**Stated goal**. Copy word for word the lines of the listing below, starting with the line that contains "spectrogram-cell — [162, 603, 171, 607]" and going on through the line that contains "spectrogram-cell — [420, 634, 429, 638]", both ends included.

**Extracted data**.
================

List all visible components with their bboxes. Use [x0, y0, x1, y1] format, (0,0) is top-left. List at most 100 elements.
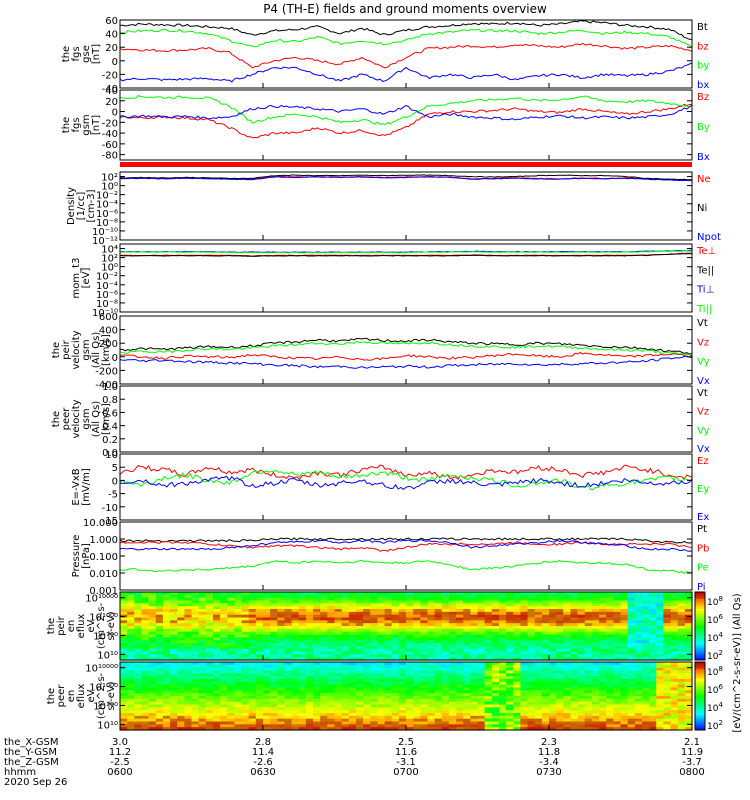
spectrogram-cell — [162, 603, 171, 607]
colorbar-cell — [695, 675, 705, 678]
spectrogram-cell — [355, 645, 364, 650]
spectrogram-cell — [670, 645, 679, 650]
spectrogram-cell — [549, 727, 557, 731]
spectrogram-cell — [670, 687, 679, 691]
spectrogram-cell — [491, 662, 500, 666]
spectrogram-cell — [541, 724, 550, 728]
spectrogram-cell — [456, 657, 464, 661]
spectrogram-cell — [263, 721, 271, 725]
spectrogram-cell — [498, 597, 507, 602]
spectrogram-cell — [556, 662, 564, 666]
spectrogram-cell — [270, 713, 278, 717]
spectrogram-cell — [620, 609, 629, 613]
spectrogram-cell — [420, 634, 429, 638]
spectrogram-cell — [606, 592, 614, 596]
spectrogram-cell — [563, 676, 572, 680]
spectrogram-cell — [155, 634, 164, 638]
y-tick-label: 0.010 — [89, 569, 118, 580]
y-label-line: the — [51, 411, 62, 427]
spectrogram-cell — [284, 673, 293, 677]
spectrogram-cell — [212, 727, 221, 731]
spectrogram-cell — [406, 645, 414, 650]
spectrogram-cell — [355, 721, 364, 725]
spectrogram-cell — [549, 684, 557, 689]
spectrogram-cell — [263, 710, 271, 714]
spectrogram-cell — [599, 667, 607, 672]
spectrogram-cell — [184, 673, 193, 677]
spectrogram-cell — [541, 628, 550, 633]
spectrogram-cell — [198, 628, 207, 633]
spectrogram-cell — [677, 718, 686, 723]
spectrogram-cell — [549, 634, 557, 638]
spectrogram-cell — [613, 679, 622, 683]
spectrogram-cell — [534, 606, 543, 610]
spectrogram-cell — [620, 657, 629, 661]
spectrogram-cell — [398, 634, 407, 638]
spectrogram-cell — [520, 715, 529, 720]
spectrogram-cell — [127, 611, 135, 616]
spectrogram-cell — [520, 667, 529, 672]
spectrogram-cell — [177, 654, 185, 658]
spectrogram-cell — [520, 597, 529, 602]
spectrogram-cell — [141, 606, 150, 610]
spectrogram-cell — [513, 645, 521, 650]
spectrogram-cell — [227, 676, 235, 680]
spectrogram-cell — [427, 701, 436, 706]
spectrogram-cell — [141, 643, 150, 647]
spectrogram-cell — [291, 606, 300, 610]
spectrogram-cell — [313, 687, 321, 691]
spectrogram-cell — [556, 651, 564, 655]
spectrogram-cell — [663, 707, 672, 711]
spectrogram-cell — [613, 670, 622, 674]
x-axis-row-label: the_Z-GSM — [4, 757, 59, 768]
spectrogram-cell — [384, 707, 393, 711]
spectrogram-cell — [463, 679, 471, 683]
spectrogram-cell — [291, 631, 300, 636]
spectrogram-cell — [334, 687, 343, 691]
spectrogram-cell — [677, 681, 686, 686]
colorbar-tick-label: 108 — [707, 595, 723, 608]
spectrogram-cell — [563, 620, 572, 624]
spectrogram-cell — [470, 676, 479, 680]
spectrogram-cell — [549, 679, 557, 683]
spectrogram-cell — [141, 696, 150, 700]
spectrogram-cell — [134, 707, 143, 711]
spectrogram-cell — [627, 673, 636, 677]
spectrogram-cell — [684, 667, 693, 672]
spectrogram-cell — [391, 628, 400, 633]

================

**Worked solution**.
spectrogram-cell — [162, 603, 171, 607]
colorbar-cell — [695, 675, 705, 678]
spectrogram-cell — [355, 645, 364, 650]
spectrogram-cell — [670, 645, 679, 650]
spectrogram-cell — [549, 727, 557, 731]
spectrogram-cell — [670, 687, 679, 691]
spectrogram-cell — [491, 662, 500, 666]
spectrogram-cell — [541, 724, 550, 728]
spectrogram-cell — [456, 657, 464, 661]
spectrogram-cell — [263, 721, 271, 725]
spectrogram-cell — [498, 597, 507, 602]
spectrogram-cell — [556, 662, 564, 666]
spectrogram-cell — [270, 713, 278, 717]
spectrogram-cell — [620, 609, 629, 613]
spectrogram-cell — [420, 634, 429, 638]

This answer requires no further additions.